- _Objective_
Output every line of the data exactly as it appears.

- _Data supplied_

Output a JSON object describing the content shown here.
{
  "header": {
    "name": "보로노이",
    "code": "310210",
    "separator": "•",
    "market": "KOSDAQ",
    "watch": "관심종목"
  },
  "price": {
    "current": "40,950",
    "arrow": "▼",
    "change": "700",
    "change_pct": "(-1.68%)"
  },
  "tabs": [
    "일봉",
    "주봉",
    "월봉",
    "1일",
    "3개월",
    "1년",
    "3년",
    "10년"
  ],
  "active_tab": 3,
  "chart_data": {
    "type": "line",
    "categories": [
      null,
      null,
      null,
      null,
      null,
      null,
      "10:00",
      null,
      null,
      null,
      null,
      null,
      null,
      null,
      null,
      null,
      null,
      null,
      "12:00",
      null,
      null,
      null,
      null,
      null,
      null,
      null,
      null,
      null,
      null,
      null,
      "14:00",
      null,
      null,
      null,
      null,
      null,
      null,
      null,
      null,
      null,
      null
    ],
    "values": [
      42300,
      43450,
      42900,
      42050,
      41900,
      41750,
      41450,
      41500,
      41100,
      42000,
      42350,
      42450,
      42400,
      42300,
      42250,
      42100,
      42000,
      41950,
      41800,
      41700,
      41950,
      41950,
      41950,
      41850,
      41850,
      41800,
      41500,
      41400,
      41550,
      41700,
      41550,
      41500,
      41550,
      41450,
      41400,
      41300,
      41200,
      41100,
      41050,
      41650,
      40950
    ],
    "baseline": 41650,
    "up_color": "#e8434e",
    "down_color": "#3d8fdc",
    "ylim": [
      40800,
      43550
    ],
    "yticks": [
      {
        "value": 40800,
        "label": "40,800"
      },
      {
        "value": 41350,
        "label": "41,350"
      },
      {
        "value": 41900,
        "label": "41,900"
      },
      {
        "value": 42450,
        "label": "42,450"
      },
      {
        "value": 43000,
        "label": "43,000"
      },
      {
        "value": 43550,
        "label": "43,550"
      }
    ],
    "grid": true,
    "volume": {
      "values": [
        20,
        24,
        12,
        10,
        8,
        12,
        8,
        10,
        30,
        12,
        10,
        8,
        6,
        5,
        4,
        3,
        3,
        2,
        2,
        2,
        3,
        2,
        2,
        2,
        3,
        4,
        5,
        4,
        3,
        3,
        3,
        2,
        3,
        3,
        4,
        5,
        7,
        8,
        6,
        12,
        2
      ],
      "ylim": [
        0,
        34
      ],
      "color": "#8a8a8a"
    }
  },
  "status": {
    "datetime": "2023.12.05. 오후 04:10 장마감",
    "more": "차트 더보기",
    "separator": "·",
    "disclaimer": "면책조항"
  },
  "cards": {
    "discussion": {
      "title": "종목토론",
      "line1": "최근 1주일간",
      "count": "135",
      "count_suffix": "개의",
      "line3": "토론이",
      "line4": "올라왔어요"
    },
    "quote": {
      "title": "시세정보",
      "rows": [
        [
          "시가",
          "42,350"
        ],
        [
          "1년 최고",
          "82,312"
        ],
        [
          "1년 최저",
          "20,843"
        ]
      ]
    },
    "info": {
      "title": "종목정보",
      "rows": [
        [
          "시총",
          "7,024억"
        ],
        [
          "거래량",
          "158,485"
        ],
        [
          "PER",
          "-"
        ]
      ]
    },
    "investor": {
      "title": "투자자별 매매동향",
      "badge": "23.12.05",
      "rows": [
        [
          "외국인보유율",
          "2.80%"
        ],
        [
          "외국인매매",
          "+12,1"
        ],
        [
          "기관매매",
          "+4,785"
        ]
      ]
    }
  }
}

- _Task answer_
Output a JSON object describing the content shown here.
{
  "header": {
    "name": "보로노이",
    "code": "310210",
    "separator": "•",
    "market": "KOSDAQ",
    "watch": "관심종목"
  },
  "price": {
    "current": "40,950",
    "arrow": "▼",
    "change": "700",
    "change_pct": "(-1.68%)"
  },
  "tabs": [
    "일봉",
    "주봉",
    "월봉",
    "1일",
    "3개월",
    "1년",
    "3년",
    "10년"
  ],
  "active_tab": 3,
  "chart_data": {
    "type": "line",
    "categories": [
      null,
      null,
      null,
      null,
      null,
      null,
      "10:00",
      null,
      null,
      null,
      null,
      null,
      null,
      null,
      null,
      null,
      null,
      null,
      "12:00",
      null,
      null,
      null,
      null,
      null,
      null,
      null,
      null,
      null,
      null,
      null,
      "14:00",
      null,
      null,
      null,
      null,
      null,
      null,
      null,
      null,
      null,
      null
    ],
    "values": [
      42300,
      43450,
      42900,
      42050,
      41900,
      41750,
      41450,
      41500,
      41100,
      42000,
      42350,
      42450,
      42400,
      42300,
      42250,
      42100,
      42000,
      41950,
      41800,
      41700,
      41950,
      41950,
      41950,
      41850,
      41850,
      41800,
      41500,
      41400,
      41550,
      41700,
      41550,
      41500,
      41550,
      41450,
      41400,
      41300,
      41200,
      41100,
      41050,
      41650,
      40950
    ],
    "baseline": 41650,
    "up_color": "#e8434e",
    "down_color": "#3d8fdc",
    "ylim": [
      40800,
      43550
    ],
    "yticks": [
      {
        "value": 40800,
        "label": "40,800"
      },
      {
        "value": 41350,
        "label": "41,350"
      },
      {
        "value": 41900,
        "label": "41,900"
      },
      {
        "value": 42450,
        "label": "42,450"
      },
      {
        "value": 43000,
        "label": "43,000"
      },
      {
        "value": 43550,
        "label": "43,550"
      }
    ],
    "grid": true,
    "volume": {
      "values": [
        20,
        24,
        12,
        10,
        8,
        12,
        8,
        10,
        30,
        12,
        10,
        8,
        6,
        5,
        4,
        3,
        3,
        2,
        2,
        2,
        3,
        2,
        2,
        2,
        3,
        4,
        5,
        4,
        3,
        3,
        3,
        2,
        3,
        3,
        4,
        5,
        7,
        8,
        6,
        12,
        2
      ],
      "ylim": [
        0,
        34
      ],
      "color": "#8a8a8a"
    }
  },
  "status": {
    "datetime": "2023.12.05. 오후 04:10 장마감",
    "more": "차트 더보기",
    "separator": "·",
    "disclaimer": "면책조항"
  },
  "cards": {
    "discussion": {
      "title": "종목토론",
      "line1": "최근 1주일간",
      "count": "135",
      "count_suffix": "개의",
      "line3": "토론이",
      "line4": "올라왔어요"
    },
    "quote": {
      "title": "시세정보",
      "rows": [
        [
          "시가",
          "42,350"
        ],
        [
          "1년 최고",
          "82,312"
        ],
        [
          "1년 최저",
          "20,843"
        ]
      ]
    },
    "info": {
      "title": "종목정보",
      "rows": [
        [
          "시총",
          "7,024억"
        ],
        [
          "거래량",
          "158,485"
        ],
        [
          "PER",
          "-"
        ]
      ]
    },
    "investor": {
      "title": "투자자별 매매동향",
      "badge": "23.12.05",
      "rows": [
        [
          "외국인보유율",
          "2.80%"
        ],
        [
          "외국인매매",
          "+12,1"
        ],
        [
          "기관매매",
          "+4,785"
        ]
      ]
    }
  }
}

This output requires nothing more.